Reproduce every line of the records below word for word, omitting the pictures from your answer.

-- Begin INPUT --

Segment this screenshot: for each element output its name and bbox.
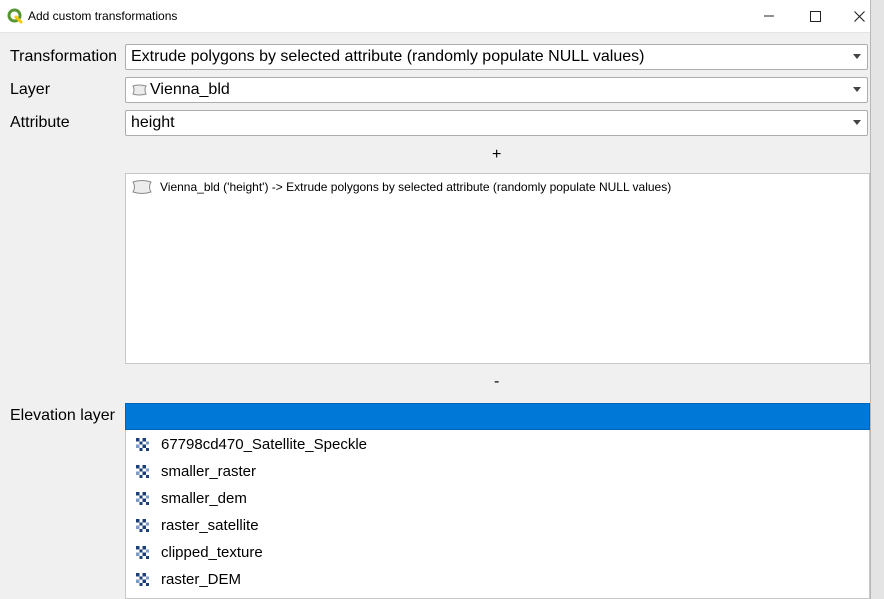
minimize-icon — [764, 15, 774, 17]
raster-layer-icon — [136, 465, 149, 478]
dropdown-option[interactable]: smaller_raster — [136, 458, 256, 485]
option-label: clipped_texture — [161, 544, 263, 561]
title-bar[interactable]: Add custom transformations — [0, 0, 870, 33]
background-panel — [869, 0, 884, 599]
raster-layer-icon — [136, 438, 149, 451]
raster-layer-icon — [136, 519, 149, 532]
option-label: 67798cd470_Satellite_Speckle — [161, 436, 367, 453]
polygon-layer-icon — [132, 180, 152, 194]
transformations-list[interactable]: Vienna_bld ('height') -> Extrude polygon… — [125, 173, 870, 364]
close-icon — [853, 10, 865, 22]
transformation-value: Extrude polygons by selected attribute (… — [131, 48, 645, 65]
close-button[interactable] — [836, 0, 882, 32]
remove-transformation-button[interactable]: - — [494, 373, 499, 391]
transformation-combo[interactable]: Extrude polygons by selected attribute (… — [125, 44, 868, 70]
add-transformation-button[interactable]: + — [492, 146, 501, 164]
layer-value: Vienna_bld — [150, 81, 230, 98]
list-item-text: Vienna_bld ('height') -> Extrude polygon… — [160, 180, 672, 194]
dropdown-option[interactable]: raster_satellite — [136, 512, 259, 539]
dropdown-option[interactable]: clipped_texture — [136, 539, 263, 566]
dropdown-option[interactable]: smaller_dem — [136, 485, 247, 512]
chevron-down-icon — [853, 54, 861, 59]
chevron-down-icon — [853, 120, 861, 125]
dropdown-option[interactable]: raster_DEM — [136, 566, 241, 593]
polygon-layer-icon — [132, 84, 147, 96]
chevron-down-icon — [853, 87, 861, 92]
attribute-combo[interactable]: height — [125, 110, 868, 136]
maximize-button[interactable] — [792, 0, 838, 32]
option-label: smaller_dem — [161, 490, 247, 507]
dropdown-option[interactable]: 67798cd470_Satellite_Speckle — [136, 431, 367, 458]
elevation-layer-combo[interactable] — [125, 403, 870, 430]
elevation-layer-dropdown: 67798cd470_Satellite_Speckle smaller_ras… — [125, 430, 870, 599]
minimize-button[interactable] — [746, 0, 792, 32]
qgis-logo-icon — [7, 8, 23, 24]
option-label: raster_satellite — [161, 517, 259, 534]
raster-layer-icon — [136, 492, 149, 505]
list-item[interactable]: Vienna_bld ('height') -> Extrude polygon… — [130, 179, 671, 195]
attribute-label: Attribute — [10, 114, 70, 131]
option-label: raster_DEM — [161, 571, 242, 588]
window-title: Add custom transformations — [28, 9, 178, 23]
raster-layer-icon — [136, 573, 149, 586]
transformation-label: Transformation — [10, 48, 117, 65]
maximize-icon — [809, 10, 821, 22]
layer-label: Layer — [10, 81, 51, 98]
option-label: smaller_raster — [161, 463, 257, 480]
attribute-value: height — [131, 114, 175, 131]
layer-combo[interactable]: Vienna_bld — [125, 77, 868, 103]
elevation-layer-label: Elevation layer — [10, 407, 115, 424]
raster-layer-icon — [136, 546, 149, 559]
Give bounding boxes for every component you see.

-- End INPUT --

◆ FINAL RESULT ◆
Segment this screenshot: for each element output its name and bbox.
minimize-icon — [764, 15, 774, 17]
raster-layer-icon — [136, 465, 149, 478]
dropdown-option[interactable]: smaller_raster — [136, 458, 256, 485]
option-label: clipped_texture — [161, 544, 263, 561]
title-bar[interactable]: Add custom transformations — [0, 0, 870, 33]
background-panel — [869, 0, 884, 599]
raster-layer-icon — [136, 438, 149, 451]
raster-layer-icon — [136, 519, 149, 532]
option-label: 67798cd470_Satellite_Speckle — [161, 436, 367, 453]
polygon-layer-icon — [132, 180, 152, 194]
transformations-list[interactable]: Vienna_bld ('height') -> Extrude polygon… — [125, 173, 870, 364]
close-icon — [853, 10, 865, 22]
transformation-value: Extrude polygons by selected attribute (… — [131, 48, 645, 65]
close-button[interactable] — [836, 0, 882, 32]
remove-transformation-button[interactable]: - — [494, 373, 499, 391]
transformation-combo[interactable]: Extrude polygons by selected attribute (… — [125, 44, 868, 70]
add-transformation-button[interactable]: + — [492, 146, 501, 164]
layer-value: Vienna_bld — [150, 81, 230, 98]
list-item-text: Vienna_bld ('height') -> Extrude polygon… — [160, 180, 672, 194]
dropdown-option[interactable]: raster_satellite — [136, 512, 259, 539]
dropdown-option[interactable]: clipped_texture — [136, 539, 263, 566]
dropdown-option[interactable]: smaller_dem — [136, 485, 247, 512]
chevron-down-icon — [853, 54, 861, 59]
chevron-down-icon — [853, 120, 861, 125]
dropdown-option[interactable]: raster_DEM — [136, 566, 241, 593]
polygon-layer-icon — [132, 84, 147, 96]
chevron-down-icon — [853, 87, 861, 92]
attribute-combo[interactable]: height — [125, 110, 868, 136]
maximize-button[interactable] — [792, 0, 838, 32]
option-label: smaller_dem — [161, 490, 247, 507]
dropdown-option[interactable]: 67798cd470_Satellite_Speckle — [136, 431, 367, 458]
elevation-layer-combo[interactable] — [125, 403, 870, 430]
elevation-layer-dropdown: 67798cd470_Satellite_Speckle smaller_ras… — [125, 430, 870, 599]
minimize-button[interactable] — [746, 0, 792, 32]
qgis-logo-icon — [7, 8, 23, 24]
option-label: raster_satellite — [161, 517, 259, 534]
raster-layer-icon — [136, 492, 149, 505]
list-item[interactable]: Vienna_bld ('height') -> Extrude polygon… — [130, 179, 671, 195]
attribute-label: Attribute — [10, 114, 70, 131]
option-label: raster_DEM — [161, 571, 242, 588]
window-title: Add custom transformations — [28, 9, 178, 23]
raster-layer-icon — [136, 573, 149, 586]
transformation-label: Transformation — [10, 48, 117, 65]
maximize-icon — [809, 10, 821, 22]
layer-label: Layer — [10, 81, 51, 98]
option-label: smaller_raster — [161, 463, 257, 480]
attribute-value: height — [131, 114, 175, 131]
layer-combo[interactable]: Vienna_bld — [125, 77, 868, 103]
elevation-layer-label: Elevation layer — [10, 407, 115, 424]
raster-layer-icon — [136, 546, 149, 559]
Give bounding boxes for every component you see.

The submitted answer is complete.